(Lines of data)
==============================
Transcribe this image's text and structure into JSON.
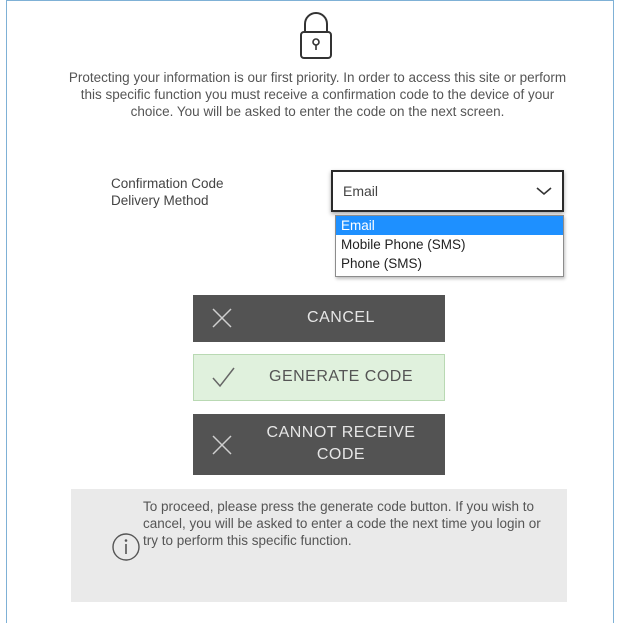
{
  "intro_text": "Protecting your information is our first priority. In order to access this site or perform this specific function you must receive a confirmation code to the device of your choice. You will be asked to enter the code on the next screen.",
  "delivery": {
    "label_line1": "Confirmation Code",
    "label_line2": "Delivery Method",
    "selected_value": "Email",
    "options": [
      "Email",
      "Mobile Phone (SMS)",
      "Phone (SMS)"
    ],
    "highlight_color": "#1e90ff"
  },
  "buttons": {
    "cancel": {
      "label": "CANCEL",
      "icon": "x-icon"
    },
    "generate": {
      "label": "GENERATE CODE",
      "icon": "checkmark-icon"
    },
    "cannot_receive": {
      "label_line1": "CANNOT RECEIVE",
      "label_line2": "CODE",
      "icon": "x-icon"
    }
  },
  "info": {
    "icon": "info-icon",
    "text": "To proceed, please press the generate code button. If you wish to cancel, you will be asked to enter a code the next time you login or try to perform this specific function."
  },
  "colors": {
    "dark_button": "#535353",
    "generate_button": "#e0f1dd",
    "info_panel": "#eaeaea",
    "frame_border": "#7fb1d6"
  }
}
==============================
§ **JOB**:
Make an exact copy of all the material, but keep the pictures out of it.

§ **RESPONSE TO THIS TASK**:
Transcribe this image's text and structure into JSON.
{
  "intro_text": "Protecting your information is our first priority. In order to access this site or perform this specific function you must receive a confirmation code to the device of your choice. You will be asked to enter the code on the next screen.",
  "delivery": {
    "label_line1": "Confirmation Code",
    "label_line2": "Delivery Method",
    "selected_value": "Email",
    "options": [
      "Email",
      "Mobile Phone (SMS)",
      "Phone (SMS)"
    ],
    "highlight_color": "#1e90ff"
  },
  "buttons": {
    "cancel": {
      "label": "CANCEL",
      "icon": "x-icon"
    },
    "generate": {
      "label": "GENERATE CODE",
      "icon": "checkmark-icon"
    },
    "cannot_receive": {
      "label_line1": "CANNOT RECEIVE",
      "label_line2": "CODE",
      "icon": "x-icon"
    }
  },
  "info": {
    "icon": "info-icon",
    "text": "To proceed, please press the generate code button. If you wish to cancel, you will be asked to enter a code the next time you login or try to perform this specific function."
  },
  "colors": {
    "dark_button": "#535353",
    "generate_button": "#e0f1dd",
    "info_panel": "#eaeaea",
    "frame_border": "#7fb1d6"
  }
}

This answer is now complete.